▸ YOUR TASK
Copy out the listing that follows, exact in every word, and skip the images.

_ _ _

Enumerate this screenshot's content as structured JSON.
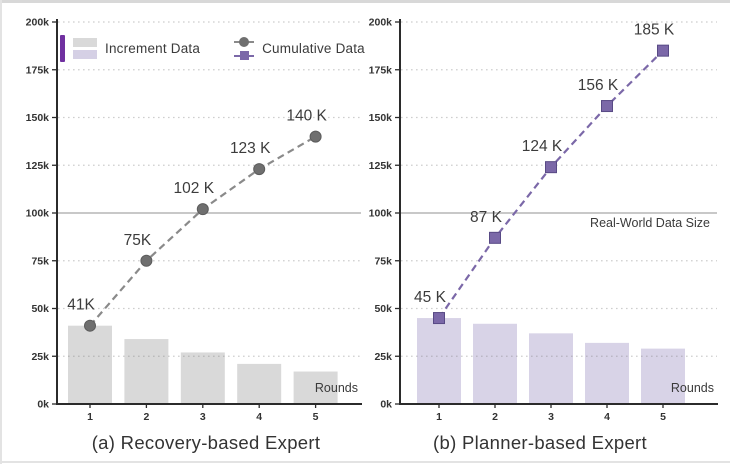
{
  "legend": {
    "increment_label": "Increment Data",
    "cumulative_label": "Cumulative Data",
    "accent_bar_color": "#7030a0",
    "increment_swatch_colors": [
      "#d9d9d9",
      "#d5d0e5"
    ],
    "cumulative_marker_colors": [
      "#6f6f6f",
      "#7b68a8"
    ]
  },
  "chart_data": [
    {
      "type": "bar+line",
      "title": "(a) Recovery-based Expert",
      "xlabel": "Rounds",
      "ylabel": "",
      "categories": [
        "1",
        "2",
        "3",
        "4",
        "5"
      ],
      "series": [
        {
          "name": "Increment Data",
          "type": "bar",
          "values_k": [
            41,
            34,
            27,
            21,
            17
          ]
        },
        {
          "name": "Cumulative Data",
          "type": "line",
          "values_k": [
            41,
            75,
            102,
            123,
            140
          ],
          "point_labels": [
            "41K",
            "75K",
            "102 K",
            "123 K",
            "140 K"
          ]
        }
      ],
      "ylim_k": [
        0,
        200
      ],
      "y_tick_labels": [
        "0k",
        "25k",
        "50k",
        "75k",
        "100k",
        "125k",
        "150k",
        "175k",
        "200k"
      ],
      "grid": "dotted-horizontal",
      "legend_position": "upper-left",
      "reference_line": {
        "y_k": 100,
        "label": ""
      },
      "style": {
        "bar_color": "#d9d9d9",
        "line_color": "#8a8a8a",
        "marker": "circle",
        "marker_fill": "#6f6f6f",
        "marker_edge": "#5c5c5c"
      }
    },
    {
      "type": "bar+line",
      "title": "(b) Planner-based Expert",
      "xlabel": "Rounds",
      "ylabel": "",
      "categories": [
        "1",
        "2",
        "3",
        "4",
        "5"
      ],
      "series": [
        {
          "name": "Increment Data",
          "type": "bar",
          "values_k": [
            45,
            42,
            37,
            32,
            29
          ]
        },
        {
          "name": "Cumulative Data",
          "type": "line",
          "values_k": [
            45,
            87,
            124,
            156,
            185
          ],
          "point_labels": [
            "45 K",
            "87 K",
            "124 K",
            "156 K",
            "185 K"
          ]
        }
      ],
      "ylim_k": [
        0,
        200
      ],
      "y_tick_labels": [
        "0k",
        "25k",
        "50k",
        "75k",
        "100k",
        "125k",
        "150k",
        "175k",
        "200k"
      ],
      "grid": "dotted-horizontal",
      "legend_position": "none",
      "reference_line": {
        "y_k": 100,
        "label": "Real-World Data Size"
      },
      "style": {
        "bar_color": "#d8d3e7",
        "line_color": "#7b68a8",
        "marker": "square",
        "marker_fill": "#7b68a8",
        "marker_edge": "#584a85"
      }
    }
  ]
}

_ _ _

▸ TASK SOLUTION
Enumerate this screenshot's content as structured JSON.
{
  "legend": {
    "increment_label": "Increment Data",
    "cumulative_label": "Cumulative Data",
    "accent_bar_color": "#7030a0",
    "increment_swatch_colors": [
      "#d9d9d9",
      "#d5d0e5"
    ],
    "cumulative_marker_colors": [
      "#6f6f6f",
      "#7b68a8"
    ]
  },
  "chart_data": [
    {
      "type": "bar+line",
      "title": "(a) Recovery-based Expert",
      "xlabel": "Rounds",
      "ylabel": "",
      "categories": [
        "1",
        "2",
        "3",
        "4",
        "5"
      ],
      "series": [
        {
          "name": "Increment Data",
          "type": "bar",
          "values_k": [
            41,
            34,
            27,
            21,
            17
          ]
        },
        {
          "name": "Cumulative Data",
          "type": "line",
          "values_k": [
            41,
            75,
            102,
            123,
            140
          ],
          "point_labels": [
            "41K",
            "75K",
            "102 K",
            "123 K",
            "140 K"
          ]
        }
      ],
      "ylim_k": [
        0,
        200
      ],
      "y_tick_labels": [
        "0k",
        "25k",
        "50k",
        "75k",
        "100k",
        "125k",
        "150k",
        "175k",
        "200k"
      ],
      "grid": "dotted-horizontal",
      "legend_position": "upper-left",
      "reference_line": {
        "y_k": 100,
        "label": ""
      },
      "style": {
        "bar_color": "#d9d9d9",
        "line_color": "#8a8a8a",
        "marker": "circle",
        "marker_fill": "#6f6f6f",
        "marker_edge": "#5c5c5c"
      }
    },
    {
      "type": "bar+line",
      "title": "(b) Planner-based Expert",
      "xlabel": "Rounds",
      "ylabel": "",
      "categories": [
        "1",
        "2",
        "3",
        "4",
        "5"
      ],
      "series": [
        {
          "name": "Increment Data",
          "type": "bar",
          "values_k": [
            45,
            42,
            37,
            32,
            29
          ]
        },
        {
          "name": "Cumulative Data",
          "type": "line",
          "values_k": [
            45,
            87,
            124,
            156,
            185
          ],
          "point_labels": [
            "45 K",
            "87 K",
            "124 K",
            "156 K",
            "185 K"
          ]
        }
      ],
      "ylim_k": [
        0,
        200
      ],
      "y_tick_labels": [
        "0k",
        "25k",
        "50k",
        "75k",
        "100k",
        "125k",
        "150k",
        "175k",
        "200k"
      ],
      "grid": "dotted-horizontal",
      "legend_position": "none",
      "reference_line": {
        "y_k": 100,
        "label": "Real-World Data Size"
      },
      "style": {
        "bar_color": "#d8d3e7",
        "line_color": "#7b68a8",
        "marker": "square",
        "marker_fill": "#7b68a8",
        "marker_edge": "#584a85"
      }
    }
  ]
}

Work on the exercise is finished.